Exercise details: Each line below should be reproduced without any alteration.

··· Data entries

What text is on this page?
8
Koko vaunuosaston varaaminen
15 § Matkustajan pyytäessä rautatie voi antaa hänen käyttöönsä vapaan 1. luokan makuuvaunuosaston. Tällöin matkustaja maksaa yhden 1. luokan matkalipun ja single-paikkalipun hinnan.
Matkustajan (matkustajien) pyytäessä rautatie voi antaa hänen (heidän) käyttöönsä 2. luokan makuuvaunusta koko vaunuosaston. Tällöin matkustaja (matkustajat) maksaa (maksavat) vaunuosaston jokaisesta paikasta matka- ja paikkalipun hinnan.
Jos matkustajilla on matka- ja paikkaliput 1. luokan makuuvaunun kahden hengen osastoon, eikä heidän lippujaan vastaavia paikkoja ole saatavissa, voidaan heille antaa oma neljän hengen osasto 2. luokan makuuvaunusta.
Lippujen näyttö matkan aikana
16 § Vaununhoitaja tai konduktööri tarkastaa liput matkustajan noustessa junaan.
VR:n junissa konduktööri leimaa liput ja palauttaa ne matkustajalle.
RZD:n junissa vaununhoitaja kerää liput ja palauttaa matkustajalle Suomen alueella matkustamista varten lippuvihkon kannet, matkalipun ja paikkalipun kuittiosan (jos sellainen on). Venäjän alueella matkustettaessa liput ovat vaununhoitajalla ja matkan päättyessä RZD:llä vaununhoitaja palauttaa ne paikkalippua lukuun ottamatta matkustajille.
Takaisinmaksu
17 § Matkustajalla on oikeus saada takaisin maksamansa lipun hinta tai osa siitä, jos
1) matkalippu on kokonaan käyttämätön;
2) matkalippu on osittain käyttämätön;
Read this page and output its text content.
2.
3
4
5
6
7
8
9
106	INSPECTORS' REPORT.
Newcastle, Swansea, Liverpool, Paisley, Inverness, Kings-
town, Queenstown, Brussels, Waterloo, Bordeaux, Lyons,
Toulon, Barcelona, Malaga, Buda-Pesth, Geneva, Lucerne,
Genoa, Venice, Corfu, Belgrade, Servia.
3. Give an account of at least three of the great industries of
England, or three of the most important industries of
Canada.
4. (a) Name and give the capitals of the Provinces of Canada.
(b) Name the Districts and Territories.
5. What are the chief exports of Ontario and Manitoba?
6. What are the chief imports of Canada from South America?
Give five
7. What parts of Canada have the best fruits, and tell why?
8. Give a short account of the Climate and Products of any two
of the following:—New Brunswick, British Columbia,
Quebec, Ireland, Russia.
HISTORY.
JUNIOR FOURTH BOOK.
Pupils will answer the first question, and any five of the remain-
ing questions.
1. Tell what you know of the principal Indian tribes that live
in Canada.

······

Result below:
What text is on this page?
8
Koko vaunuosaston varaaminen
15 § Matkustajan pyytäessä rautatie voi antaa hänen käyttöönsä vapaan 1. luokan makuuvaunuosaston. Tällöin matkustaja maksaa yhden 1. luokan matkalipun ja single-paikkalipun hinnan.
Matkustajan (matkustajien) pyytäessä rautatie voi antaa hänen (heidän) käyttöönsä 2. luokan makuuvaunusta koko vaunuosaston. Tällöin matkustaja (matkustajat) maksaa (maksavat) vaunuosaston jokaisesta paikasta matka- ja paikkalipun hinnan.
Jos matkustajilla on matka- ja paikkaliput 1. luokan makuuvaunun kahden hengen osastoon, eikä heidän lippujaan vastaavia paikkoja ole saatavissa, voidaan heille antaa oma neljän hengen osasto 2. luokan makuuvaunusta.
Lippujen näyttö matkan aikana
16 § Vaununhoitaja tai konduktööri tarkastaa liput matkustajan noustessa junaan.
VR:n junissa konduktööri leimaa liput ja palauttaa ne matkustajalle.
RZD:n junissa vaununhoitaja kerää liput ja palauttaa matkustajalle Suomen alueella matkustamista varten lippuvihkon kannet, matkalipun ja paikkalipun kuittiosan (jos sellainen on). Venäjän alueella matkustettaessa liput ovat vaununhoitajalla ja matkan päättyessä RZD:llä vaununhoitaja palauttaa ne paikkalippua lukuun ottamatta matkustajille.
Takaisinmaksu
17 § Matkustajalla on oikeus saada takaisin maksamansa lipun hinta tai osa siitä, jos
1) matkalippu on kokonaan käyttämätön;
2) matkalippu on osittain käyttämätön;
Read this page and output its text content.
2.
3
4
5
6
7
8
9
106	INSPECTORS' REPORT.
Newcastle, Swansea, Liverpool, Paisley, Inverness, Kings-
town, Queenstown, Brussels, Waterloo, Bordeaux, Lyons,
Toulon, Barcelona, Malaga, Buda-Pesth, Geneva, Lucerne,
Genoa, Venice, Corfu, Belgrade, Servia.
3. Give an account of at least three of the great industries of
England, or three of the most important industries of
Canada.
4. (a) Name and give the capitals of the Provinces of Canada.
(b) Name the Districts and Territories.
5. What are the chief exports of Ontario and Manitoba?
6. What are the chief imports of Canada from South America?
Give five
7. What parts of Canada have the best fruits, and tell why?
8. Give a short account of the Climate and Products of any two
of the following:—New Brunswick, British Columbia,
Quebec, Ireland, Russia.
HISTORY.
JUNIOR FOURTH BOOK.
Pupils will answer the first question, and any five of the remain-
ing questions.
1. Tell what you know of the principal Indian tribes that live
in Canada.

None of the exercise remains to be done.